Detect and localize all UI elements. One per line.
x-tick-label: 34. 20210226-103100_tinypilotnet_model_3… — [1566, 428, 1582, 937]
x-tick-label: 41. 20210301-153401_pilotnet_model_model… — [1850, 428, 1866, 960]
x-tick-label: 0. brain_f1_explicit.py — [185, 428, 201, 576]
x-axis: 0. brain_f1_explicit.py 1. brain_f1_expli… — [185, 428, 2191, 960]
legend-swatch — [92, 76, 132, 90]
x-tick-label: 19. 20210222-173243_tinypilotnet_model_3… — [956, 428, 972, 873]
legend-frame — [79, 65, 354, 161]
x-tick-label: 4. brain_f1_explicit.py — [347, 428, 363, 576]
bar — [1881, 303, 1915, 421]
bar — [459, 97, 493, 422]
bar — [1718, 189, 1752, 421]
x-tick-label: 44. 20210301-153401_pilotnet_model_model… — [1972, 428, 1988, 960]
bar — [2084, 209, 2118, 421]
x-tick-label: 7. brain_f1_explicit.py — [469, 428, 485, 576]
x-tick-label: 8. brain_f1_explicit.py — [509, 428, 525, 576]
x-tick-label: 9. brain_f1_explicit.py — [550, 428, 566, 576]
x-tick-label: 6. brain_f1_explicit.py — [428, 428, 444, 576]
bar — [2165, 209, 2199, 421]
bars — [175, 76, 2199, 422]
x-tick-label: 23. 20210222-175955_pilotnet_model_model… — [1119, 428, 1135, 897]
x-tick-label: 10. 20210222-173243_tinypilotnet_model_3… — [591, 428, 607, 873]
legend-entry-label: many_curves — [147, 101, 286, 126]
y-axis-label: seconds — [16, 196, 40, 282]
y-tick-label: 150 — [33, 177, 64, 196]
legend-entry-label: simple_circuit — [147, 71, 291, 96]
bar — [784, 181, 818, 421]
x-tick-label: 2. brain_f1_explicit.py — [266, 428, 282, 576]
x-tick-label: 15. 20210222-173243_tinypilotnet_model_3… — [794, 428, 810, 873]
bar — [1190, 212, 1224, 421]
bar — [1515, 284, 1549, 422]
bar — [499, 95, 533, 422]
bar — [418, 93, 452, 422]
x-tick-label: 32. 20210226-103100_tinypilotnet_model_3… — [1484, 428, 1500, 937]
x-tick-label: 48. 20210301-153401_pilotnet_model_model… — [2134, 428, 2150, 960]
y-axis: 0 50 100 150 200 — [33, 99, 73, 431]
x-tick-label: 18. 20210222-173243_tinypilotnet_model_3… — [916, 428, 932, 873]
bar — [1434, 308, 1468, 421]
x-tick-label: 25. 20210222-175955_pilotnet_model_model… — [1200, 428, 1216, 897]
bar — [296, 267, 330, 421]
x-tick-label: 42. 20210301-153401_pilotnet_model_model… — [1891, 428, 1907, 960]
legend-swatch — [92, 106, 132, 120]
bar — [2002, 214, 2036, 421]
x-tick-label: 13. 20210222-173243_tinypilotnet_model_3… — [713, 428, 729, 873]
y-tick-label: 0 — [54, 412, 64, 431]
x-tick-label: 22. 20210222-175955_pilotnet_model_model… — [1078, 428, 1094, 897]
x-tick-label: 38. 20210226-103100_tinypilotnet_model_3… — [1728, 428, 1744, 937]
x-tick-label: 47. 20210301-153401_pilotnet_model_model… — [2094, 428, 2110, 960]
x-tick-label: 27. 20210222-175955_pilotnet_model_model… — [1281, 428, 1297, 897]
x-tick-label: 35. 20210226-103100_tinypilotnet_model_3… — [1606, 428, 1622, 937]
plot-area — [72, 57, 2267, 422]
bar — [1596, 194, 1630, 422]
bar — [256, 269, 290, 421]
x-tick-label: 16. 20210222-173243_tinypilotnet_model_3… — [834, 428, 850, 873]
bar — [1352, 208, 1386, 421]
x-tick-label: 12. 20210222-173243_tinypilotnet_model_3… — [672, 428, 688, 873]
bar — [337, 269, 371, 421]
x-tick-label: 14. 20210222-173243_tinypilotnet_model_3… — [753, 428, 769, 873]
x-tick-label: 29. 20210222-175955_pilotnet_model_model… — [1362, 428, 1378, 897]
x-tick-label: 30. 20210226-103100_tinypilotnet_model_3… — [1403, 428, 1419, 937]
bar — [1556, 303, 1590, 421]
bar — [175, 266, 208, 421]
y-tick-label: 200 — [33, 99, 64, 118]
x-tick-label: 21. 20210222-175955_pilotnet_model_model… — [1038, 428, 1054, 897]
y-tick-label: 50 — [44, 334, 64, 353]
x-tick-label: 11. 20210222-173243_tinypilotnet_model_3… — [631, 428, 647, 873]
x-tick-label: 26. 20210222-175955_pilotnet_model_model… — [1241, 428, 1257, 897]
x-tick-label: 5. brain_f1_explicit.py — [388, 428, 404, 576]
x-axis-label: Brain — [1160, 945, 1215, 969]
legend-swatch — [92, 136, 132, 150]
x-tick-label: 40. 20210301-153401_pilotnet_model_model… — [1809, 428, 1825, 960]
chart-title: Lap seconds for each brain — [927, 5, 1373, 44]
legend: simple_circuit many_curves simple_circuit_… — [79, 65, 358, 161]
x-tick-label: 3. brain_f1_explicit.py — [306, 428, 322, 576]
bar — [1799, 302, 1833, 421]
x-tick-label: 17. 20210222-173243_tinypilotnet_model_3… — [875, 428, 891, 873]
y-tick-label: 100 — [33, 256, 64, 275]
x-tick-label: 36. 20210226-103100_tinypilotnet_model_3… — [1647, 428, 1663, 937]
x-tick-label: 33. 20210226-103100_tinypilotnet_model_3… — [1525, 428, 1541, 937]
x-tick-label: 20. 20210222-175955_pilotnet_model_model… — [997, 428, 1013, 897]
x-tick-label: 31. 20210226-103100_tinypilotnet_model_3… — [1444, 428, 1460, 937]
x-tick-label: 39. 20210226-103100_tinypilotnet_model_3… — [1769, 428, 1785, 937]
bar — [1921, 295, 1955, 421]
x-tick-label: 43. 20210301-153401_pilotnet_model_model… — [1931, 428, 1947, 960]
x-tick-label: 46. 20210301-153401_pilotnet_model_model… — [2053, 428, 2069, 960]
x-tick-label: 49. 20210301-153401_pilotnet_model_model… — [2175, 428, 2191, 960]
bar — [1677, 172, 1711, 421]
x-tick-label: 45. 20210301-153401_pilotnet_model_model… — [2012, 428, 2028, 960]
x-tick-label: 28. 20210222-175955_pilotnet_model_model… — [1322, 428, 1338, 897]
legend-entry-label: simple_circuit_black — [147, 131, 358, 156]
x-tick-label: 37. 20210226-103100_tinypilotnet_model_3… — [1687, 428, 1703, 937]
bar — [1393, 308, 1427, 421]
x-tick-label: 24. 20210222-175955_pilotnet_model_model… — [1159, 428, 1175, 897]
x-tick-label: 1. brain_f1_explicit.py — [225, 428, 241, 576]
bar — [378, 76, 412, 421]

- WHAT TO DO
Return every line of the material above verbatim, in its original order.

- TASK ANSWER
Detect and localize all UI elements. One per line.
x-tick-label: 34. 20210226-103100_tinypilotnet_model_3… — [1566, 428, 1582, 937]
x-tick-label: 41. 20210301-153401_pilotnet_model_model… — [1850, 428, 1866, 960]
x-tick-label: 0. brain_f1_explicit.py — [185, 428, 201, 576]
x-axis: 0. brain_f1_explicit.py 1. brain_f1_expli… — [185, 428, 2191, 960]
legend-swatch — [92, 76, 132, 90]
x-tick-label: 19. 20210222-173243_tinypilotnet_model_3… — [956, 428, 972, 873]
legend-frame — [79, 65, 354, 161]
x-tick-label: 4. brain_f1_explicit.py — [347, 428, 363, 576]
bar — [1881, 303, 1915, 421]
bar — [459, 97, 493, 422]
bar — [1718, 189, 1752, 421]
x-tick-label: 44. 20210301-153401_pilotnet_model_model… — [1972, 428, 1988, 960]
bar — [2084, 209, 2118, 421]
x-tick-label: 7. brain_f1_explicit.py — [469, 428, 485, 576]
x-tick-label: 8. brain_f1_explicit.py — [509, 428, 525, 576]
x-tick-label: 9. brain_f1_explicit.py — [550, 428, 566, 576]
x-tick-label: 6. brain_f1_explicit.py — [428, 428, 444, 576]
bar — [2165, 209, 2199, 421]
bars — [175, 76, 2199, 422]
x-tick-label: 23. 20210222-175955_pilotnet_model_model… — [1119, 428, 1135, 897]
x-tick-label: 10. 20210222-173243_tinypilotnet_model_3… — [591, 428, 607, 873]
legend-entry-label: many_curves — [147, 101, 286, 126]
y-axis-label: seconds — [16, 196, 40, 282]
y-tick-label: 150 — [33, 177, 64, 196]
legend-entry-label: simple_circuit — [147, 71, 291, 96]
bar — [784, 181, 818, 421]
x-tick-label: 2. brain_f1_explicit.py — [266, 428, 282, 576]
x-tick-label: 15. 20210222-173243_tinypilotnet_model_3… — [794, 428, 810, 873]
bar — [1190, 212, 1224, 421]
bar — [1515, 284, 1549, 422]
bar — [499, 95, 533, 422]
bar — [418, 93, 452, 422]
x-tick-label: 32. 20210226-103100_tinypilotnet_model_3… — [1484, 428, 1500, 937]
x-tick-label: 48. 20210301-153401_pilotnet_model_model… — [2134, 428, 2150, 960]
y-axis: 0 50 100 150 200 — [33, 99, 73, 431]
x-tick-label: 18. 20210222-173243_tinypilotnet_model_3… — [916, 428, 932, 873]
bar — [1434, 308, 1468, 421]
x-tick-label: 25. 20210222-175955_pilotnet_model_model… — [1200, 428, 1216, 897]
bar — [296, 267, 330, 421]
x-tick-label: 42. 20210301-153401_pilotnet_model_model… — [1891, 428, 1907, 960]
legend-swatch — [92, 106, 132, 120]
bar — [2002, 214, 2036, 421]
x-tick-label: 13. 20210222-173243_tinypilotnet_model_3… — [713, 428, 729, 873]
y-tick-label: 0 — [54, 412, 64, 431]
x-tick-label: 22. 20210222-175955_pilotnet_model_model… — [1078, 428, 1094, 897]
x-tick-label: 38. 20210226-103100_tinypilotnet_model_3… — [1728, 428, 1744, 937]
x-tick-label: 47. 20210301-153401_pilotnet_model_model… — [2094, 428, 2110, 960]
x-tick-label: 27. 20210222-175955_pilotnet_model_model… — [1281, 428, 1297, 897]
x-tick-label: 35. 20210226-103100_tinypilotnet_model_3… — [1606, 428, 1622, 937]
plot-area — [72, 57, 2267, 422]
bar — [1596, 194, 1630, 422]
bar — [256, 269, 290, 421]
x-tick-label: 16. 20210222-173243_tinypilotnet_model_3… — [834, 428, 850, 873]
bar — [1352, 208, 1386, 421]
x-tick-label: 12. 20210222-173243_tinypilotnet_model_3… — [672, 428, 688, 873]
bar — [337, 269, 371, 421]
x-tick-label: 14. 20210222-173243_tinypilotnet_model_3… — [753, 428, 769, 873]
x-tick-label: 29. 20210222-175955_pilotnet_model_model… — [1362, 428, 1378, 897]
x-tick-label: 30. 20210226-103100_tinypilotnet_model_3… — [1403, 428, 1419, 937]
bar — [1556, 303, 1590, 421]
bar — [175, 266, 208, 421]
y-tick-label: 200 — [33, 99, 64, 118]
x-tick-label: 21. 20210222-175955_pilotnet_model_model… — [1038, 428, 1054, 897]
y-tick-label: 50 — [44, 334, 64, 353]
x-tick-label: 11. 20210222-173243_tinypilotnet_model_3… — [631, 428, 647, 873]
x-tick-label: 26. 20210222-175955_pilotnet_model_model… — [1241, 428, 1257, 897]
x-tick-label: 5. brain_f1_explicit.py — [388, 428, 404, 576]
x-axis-label: Brain — [1160, 945, 1215, 969]
legend-swatch — [92, 136, 132, 150]
x-tick-label: 40. 20210301-153401_pilotnet_model_model… — [1809, 428, 1825, 960]
chart-title: Lap seconds for each brain — [927, 5, 1373, 44]
legend: simple_circuit many_curves simple_circuit_… — [79, 65, 358, 161]
x-tick-label: 3. brain_f1_explicit.py — [306, 428, 322, 576]
bar — [1799, 302, 1833, 421]
x-tick-label: 17. 20210222-173243_tinypilotnet_model_3… — [875, 428, 891, 873]
y-tick-label: 100 — [33, 256, 64, 275]
x-tick-label: 36. 20210226-103100_tinypilotnet_model_3… — [1647, 428, 1663, 937]
x-tick-label: 33. 20210226-103100_tinypilotnet_model_3… — [1525, 428, 1541, 937]
x-tick-label: 20. 20210222-175955_pilotnet_model_model… — [997, 428, 1013, 897]
x-tick-label: 31. 20210226-103100_tinypilotnet_model_3… — [1444, 428, 1460, 937]
x-tick-label: 39. 20210226-103100_tinypilotnet_model_3… — [1769, 428, 1785, 937]
bar — [1921, 295, 1955, 421]
x-tick-label: 43. 20210301-153401_pilotnet_model_model… — [1931, 428, 1947, 960]
x-tick-label: 46. 20210301-153401_pilotnet_model_model… — [2053, 428, 2069, 960]
x-tick-label: 49. 20210301-153401_pilotnet_model_model… — [2175, 428, 2191, 960]
bar — [1677, 172, 1711, 421]
x-tick-label: 45. 20210301-153401_pilotnet_model_model… — [2012, 428, 2028, 960]
x-tick-label: 28. 20210222-175955_pilotnet_model_model… — [1322, 428, 1338, 897]
legend-entry-label: simple_circuit_black — [147, 131, 358, 156]
x-tick-label: 37. 20210226-103100_tinypilotnet_model_3… — [1687, 428, 1703, 937]
bar — [1393, 308, 1427, 421]
x-tick-label: 24. 20210222-175955_pilotnet_model_model… — [1159, 428, 1175, 897]
x-tick-label: 1. brain_f1_explicit.py — [225, 428, 241, 576]
bar — [378, 76, 412, 421]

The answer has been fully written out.